• _YOUR OBJECTIVE_
Set down, word for word, the stretch of lines from the one containing "What does this" to the end of the records below.

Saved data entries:
****************************************

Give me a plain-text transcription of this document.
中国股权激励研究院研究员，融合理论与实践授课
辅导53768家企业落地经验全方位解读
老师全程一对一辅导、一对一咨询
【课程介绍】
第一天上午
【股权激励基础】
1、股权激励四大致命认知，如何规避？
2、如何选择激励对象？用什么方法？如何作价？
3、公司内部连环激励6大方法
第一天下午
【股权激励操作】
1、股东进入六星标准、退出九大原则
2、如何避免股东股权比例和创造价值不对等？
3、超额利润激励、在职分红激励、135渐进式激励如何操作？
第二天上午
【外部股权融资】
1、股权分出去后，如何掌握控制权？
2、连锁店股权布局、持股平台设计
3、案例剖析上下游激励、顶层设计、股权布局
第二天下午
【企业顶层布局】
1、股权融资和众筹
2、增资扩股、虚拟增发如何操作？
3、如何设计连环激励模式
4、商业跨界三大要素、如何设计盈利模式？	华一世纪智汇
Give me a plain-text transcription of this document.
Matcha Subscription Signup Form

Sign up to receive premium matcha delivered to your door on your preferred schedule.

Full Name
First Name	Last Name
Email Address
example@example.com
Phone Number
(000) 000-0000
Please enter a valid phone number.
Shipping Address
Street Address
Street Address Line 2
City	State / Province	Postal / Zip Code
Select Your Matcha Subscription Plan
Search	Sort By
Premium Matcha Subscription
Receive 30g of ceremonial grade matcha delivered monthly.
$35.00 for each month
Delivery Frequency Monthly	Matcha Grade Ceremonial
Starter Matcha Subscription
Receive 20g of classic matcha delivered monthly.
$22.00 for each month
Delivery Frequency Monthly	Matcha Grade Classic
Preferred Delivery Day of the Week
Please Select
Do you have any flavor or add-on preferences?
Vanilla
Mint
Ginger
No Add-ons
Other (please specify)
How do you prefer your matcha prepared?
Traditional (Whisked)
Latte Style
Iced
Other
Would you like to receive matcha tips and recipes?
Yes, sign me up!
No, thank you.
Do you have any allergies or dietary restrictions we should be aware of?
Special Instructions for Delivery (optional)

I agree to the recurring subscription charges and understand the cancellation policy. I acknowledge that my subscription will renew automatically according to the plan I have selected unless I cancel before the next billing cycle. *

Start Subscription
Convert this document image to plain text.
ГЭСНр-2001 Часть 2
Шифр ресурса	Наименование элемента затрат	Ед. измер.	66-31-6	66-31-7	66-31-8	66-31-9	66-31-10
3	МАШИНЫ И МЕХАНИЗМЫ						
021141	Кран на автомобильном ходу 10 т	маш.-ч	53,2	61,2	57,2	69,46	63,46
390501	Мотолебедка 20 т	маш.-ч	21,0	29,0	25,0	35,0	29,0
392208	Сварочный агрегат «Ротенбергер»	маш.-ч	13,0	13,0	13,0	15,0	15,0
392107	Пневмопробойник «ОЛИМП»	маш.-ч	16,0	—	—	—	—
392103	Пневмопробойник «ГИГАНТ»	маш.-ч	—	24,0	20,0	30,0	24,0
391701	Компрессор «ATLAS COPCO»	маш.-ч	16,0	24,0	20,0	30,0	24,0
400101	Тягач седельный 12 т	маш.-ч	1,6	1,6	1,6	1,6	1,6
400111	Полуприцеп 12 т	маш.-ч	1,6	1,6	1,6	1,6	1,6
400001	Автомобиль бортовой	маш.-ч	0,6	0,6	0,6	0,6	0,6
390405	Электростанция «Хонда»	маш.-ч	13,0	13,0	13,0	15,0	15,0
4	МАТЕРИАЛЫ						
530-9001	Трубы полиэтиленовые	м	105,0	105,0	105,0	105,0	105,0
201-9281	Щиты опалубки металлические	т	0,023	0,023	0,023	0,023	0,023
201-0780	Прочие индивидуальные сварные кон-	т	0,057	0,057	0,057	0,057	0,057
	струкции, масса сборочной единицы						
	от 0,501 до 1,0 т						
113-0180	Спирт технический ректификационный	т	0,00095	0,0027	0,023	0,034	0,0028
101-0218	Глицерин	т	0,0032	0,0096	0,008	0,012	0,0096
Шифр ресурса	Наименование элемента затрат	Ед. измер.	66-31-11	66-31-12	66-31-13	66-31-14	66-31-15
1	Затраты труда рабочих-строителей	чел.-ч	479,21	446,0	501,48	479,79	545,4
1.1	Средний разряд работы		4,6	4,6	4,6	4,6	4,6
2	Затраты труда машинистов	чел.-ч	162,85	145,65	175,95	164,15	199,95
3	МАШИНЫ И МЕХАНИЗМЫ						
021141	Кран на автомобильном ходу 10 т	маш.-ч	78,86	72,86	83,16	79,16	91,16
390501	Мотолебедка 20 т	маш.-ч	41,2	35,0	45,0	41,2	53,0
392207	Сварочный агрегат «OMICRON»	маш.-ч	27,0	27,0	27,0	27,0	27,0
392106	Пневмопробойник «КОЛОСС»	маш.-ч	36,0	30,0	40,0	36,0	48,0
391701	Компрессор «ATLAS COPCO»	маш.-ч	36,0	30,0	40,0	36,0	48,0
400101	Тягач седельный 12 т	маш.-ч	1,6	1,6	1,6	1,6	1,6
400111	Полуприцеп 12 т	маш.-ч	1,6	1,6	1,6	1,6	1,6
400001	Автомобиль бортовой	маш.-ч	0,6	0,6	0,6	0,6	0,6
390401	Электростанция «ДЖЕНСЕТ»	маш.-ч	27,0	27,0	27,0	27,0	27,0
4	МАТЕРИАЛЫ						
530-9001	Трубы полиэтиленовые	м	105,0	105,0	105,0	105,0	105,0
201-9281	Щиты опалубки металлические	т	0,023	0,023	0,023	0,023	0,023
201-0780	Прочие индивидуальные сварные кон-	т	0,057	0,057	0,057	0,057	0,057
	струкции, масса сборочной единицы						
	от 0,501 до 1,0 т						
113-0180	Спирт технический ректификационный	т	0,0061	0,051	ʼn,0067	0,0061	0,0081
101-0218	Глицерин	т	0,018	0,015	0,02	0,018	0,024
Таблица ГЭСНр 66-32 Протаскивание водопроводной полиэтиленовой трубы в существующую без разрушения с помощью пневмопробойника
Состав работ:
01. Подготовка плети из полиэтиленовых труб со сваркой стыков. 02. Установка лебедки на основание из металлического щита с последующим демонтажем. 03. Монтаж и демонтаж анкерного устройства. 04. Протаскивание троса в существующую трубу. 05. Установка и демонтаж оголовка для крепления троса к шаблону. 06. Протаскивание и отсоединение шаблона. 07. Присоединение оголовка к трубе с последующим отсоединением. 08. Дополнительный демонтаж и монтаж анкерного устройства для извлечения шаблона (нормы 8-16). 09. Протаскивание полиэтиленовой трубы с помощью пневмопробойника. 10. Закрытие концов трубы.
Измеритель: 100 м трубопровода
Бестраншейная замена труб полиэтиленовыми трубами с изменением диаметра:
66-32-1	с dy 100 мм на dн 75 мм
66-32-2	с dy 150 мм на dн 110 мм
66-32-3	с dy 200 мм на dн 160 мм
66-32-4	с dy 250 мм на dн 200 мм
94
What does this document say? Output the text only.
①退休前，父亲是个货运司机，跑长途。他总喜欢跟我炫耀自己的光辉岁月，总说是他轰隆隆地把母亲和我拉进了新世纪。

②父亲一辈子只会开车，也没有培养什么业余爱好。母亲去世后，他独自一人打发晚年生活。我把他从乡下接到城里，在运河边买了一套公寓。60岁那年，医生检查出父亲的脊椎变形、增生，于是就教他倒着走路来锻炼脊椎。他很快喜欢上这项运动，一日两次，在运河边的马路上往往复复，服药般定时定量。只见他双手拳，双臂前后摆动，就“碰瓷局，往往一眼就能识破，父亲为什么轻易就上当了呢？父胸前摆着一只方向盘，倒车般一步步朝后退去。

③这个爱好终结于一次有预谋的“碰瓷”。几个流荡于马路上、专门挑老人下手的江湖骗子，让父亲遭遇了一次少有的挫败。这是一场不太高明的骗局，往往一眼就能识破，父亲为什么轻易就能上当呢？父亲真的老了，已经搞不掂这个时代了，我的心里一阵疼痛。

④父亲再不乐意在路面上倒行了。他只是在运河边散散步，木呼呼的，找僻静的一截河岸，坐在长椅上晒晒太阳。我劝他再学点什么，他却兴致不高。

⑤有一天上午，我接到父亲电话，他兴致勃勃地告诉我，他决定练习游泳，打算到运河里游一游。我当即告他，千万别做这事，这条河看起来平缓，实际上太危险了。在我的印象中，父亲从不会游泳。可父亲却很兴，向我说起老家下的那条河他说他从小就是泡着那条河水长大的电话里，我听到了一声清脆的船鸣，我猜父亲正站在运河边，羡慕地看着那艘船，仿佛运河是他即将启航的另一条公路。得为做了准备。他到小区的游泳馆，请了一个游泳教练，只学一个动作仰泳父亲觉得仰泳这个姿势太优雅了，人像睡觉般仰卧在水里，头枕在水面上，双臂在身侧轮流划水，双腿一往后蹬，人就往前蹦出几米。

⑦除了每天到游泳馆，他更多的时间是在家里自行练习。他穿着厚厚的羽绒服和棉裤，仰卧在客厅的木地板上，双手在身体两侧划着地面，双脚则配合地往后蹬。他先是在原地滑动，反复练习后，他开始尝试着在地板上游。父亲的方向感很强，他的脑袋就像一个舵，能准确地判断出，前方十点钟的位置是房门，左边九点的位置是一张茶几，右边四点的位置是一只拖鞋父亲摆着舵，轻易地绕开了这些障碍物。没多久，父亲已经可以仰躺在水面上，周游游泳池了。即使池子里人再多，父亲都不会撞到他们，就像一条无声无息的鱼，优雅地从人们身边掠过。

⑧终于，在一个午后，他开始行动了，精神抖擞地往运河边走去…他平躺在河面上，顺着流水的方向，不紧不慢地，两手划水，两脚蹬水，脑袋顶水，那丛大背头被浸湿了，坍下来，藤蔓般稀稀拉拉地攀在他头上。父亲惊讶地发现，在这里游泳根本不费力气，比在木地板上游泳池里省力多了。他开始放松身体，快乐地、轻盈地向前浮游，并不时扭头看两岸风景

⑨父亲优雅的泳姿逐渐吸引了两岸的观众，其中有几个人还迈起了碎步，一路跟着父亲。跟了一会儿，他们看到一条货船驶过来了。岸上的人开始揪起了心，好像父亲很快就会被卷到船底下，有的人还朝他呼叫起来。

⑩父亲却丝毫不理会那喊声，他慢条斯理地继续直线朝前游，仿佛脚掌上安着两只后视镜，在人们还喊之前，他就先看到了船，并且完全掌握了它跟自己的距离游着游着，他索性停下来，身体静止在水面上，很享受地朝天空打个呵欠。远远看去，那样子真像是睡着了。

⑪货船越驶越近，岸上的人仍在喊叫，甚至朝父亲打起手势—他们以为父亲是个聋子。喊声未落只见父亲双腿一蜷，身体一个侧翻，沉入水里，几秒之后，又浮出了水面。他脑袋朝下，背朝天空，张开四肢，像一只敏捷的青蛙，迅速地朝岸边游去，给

****************************************

• _OUTPUT OF THE EXERCISE_
What does this document say? Output the text only.
①退休前，父亲是个货运司机，跑长途。他总喜欢跟我炫耀自己的光辉岁月，总说是他轰隆隆地把母亲和我拉进了新世纪。

②父亲一辈子只会开车，也没有培养什么业余爱好。母亲去世后，他独自一人打发晚年生活。我把他从乡下接到城里，在运河边买了一套公寓。60岁那年，医生检查出父亲的脊椎变形、增生，于是就教他倒着走路来锻炼脊椎。他很快喜欢上这项运动，一日两次，在运河边的马路上往往复复，服药般定时定量。只见他双手拳，双臂前后摆动，就“碰瓷局，往往一眼就能识破，父亲为什么轻易就上当了呢？父胸前摆着一只方向盘，倒车般一步步朝后退去。

③这个爱好终结于一次有预谋的“碰瓷”。几个流荡于马路上、专门挑老人下手的江湖骗子，让父亲遭遇了一次少有的挫败。这是一场不太高明的骗局，往往一眼就能识破，父亲为什么轻易就能上当呢？父亲真的老了，已经搞不掂这个时代了，我的心里一阵疼痛。

④父亲再不乐意在路面上倒行了。他只是在运河边散散步，木呼呼的，找僻静的一截河岸，坐在长椅上晒晒太阳。我劝他再学点什么，他却兴致不高。

⑤有一天上午，我接到父亲电话，他兴致勃勃地告诉我，他决定练习游泳，打算到运河里游一游。我当即告他，千万别做这事，这条河看起来平缓，实际上太危险了。在我的印象中，父亲从不会游泳。可父亲却很兴，向我说起老家下的那条河他说他从小就是泡着那条河水长大的电话里，我听到了一声清脆的船鸣，我猜父亲正站在运河边，羡慕地看着那艘船，仿佛运河是他即将启航的另一条公路。得为做了准备。他到小区的游泳馆，请了一个游泳教练，只学一个动作仰泳父亲觉得仰泳这个姿势太优雅了，人像睡觉般仰卧在水里，头枕在水面上，双臂在身侧轮流划水，双腿一往后蹬，人就往前蹦出几米。

⑦除了每天到游泳馆，他更多的时间是在家里自行练习。他穿着厚厚的羽绒服和棉裤，仰卧在客厅的木地板上，双手在身体两侧划着地面，双脚则配合地往后蹬。他先是在原地滑动，反复练习后，他开始尝试着在地板上游。父亲的方向感很强，他的脑袋就像一个舵，能准确地判断出，前方十点钟的位置是房门，左边九点的位置是一张茶几，右边四点的位置是一只拖鞋父亲摆着舵，轻易地绕开了这些障碍物。没多久，父亲已经可以仰躺在水面上，周游游泳池了。即使池子里人再多，父亲都不会撞到他们，就像一条无声无息的鱼，优雅地从人们身边掠过。

⑧终于，在一个午后，他开始行动了，精神抖擞地往运河边走去…他平躺在河面上，顺着流水的方向，不紧不慢地，两手划水，两脚蹬水，脑袋顶水，那丛大背头被浸湿了，坍下来，藤蔓般稀稀拉拉地攀在他头上。父亲惊讶地发现，在这里游泳根本不费力气，比在木地板上游泳池里省力多了。他开始放松身体，快乐地、轻盈地向前浮游，并不时扭头看两岸风景

⑨父亲优雅的泳姿逐渐吸引了两岸的观众，其中有几个人还迈起了碎步，一路跟着父亲。跟了一会儿，他们看到一条货船驶过来了。岸上的人开始揪起了心，好像父亲很快就会被卷到船底下，有的人还朝他呼叫起来。

⑩父亲却丝毫不理会那喊声，他慢条斯理地继续直线朝前游，仿佛脚掌上安着两只后视镜，在人们还喊之前，他就先看到了船，并且完全掌握了它跟自己的距离游着游着，他索性停下来，身体静止在水面上，很享受地朝天空打个呵欠。远远看去，那样子真像是睡着了。

⑪货船越驶越近，岸上的人仍在喊叫，甚至朝父亲打起手势—他们以为父亲是个聋子。喊声未落只见父亲双腿一蜷，身体一个侧翻，沉入水里，几秒之后，又浮出了水面。他脑袋朝下，背朝天空，张开四肢，像一只敏捷的青蛙，迅速地朝岸边游去，给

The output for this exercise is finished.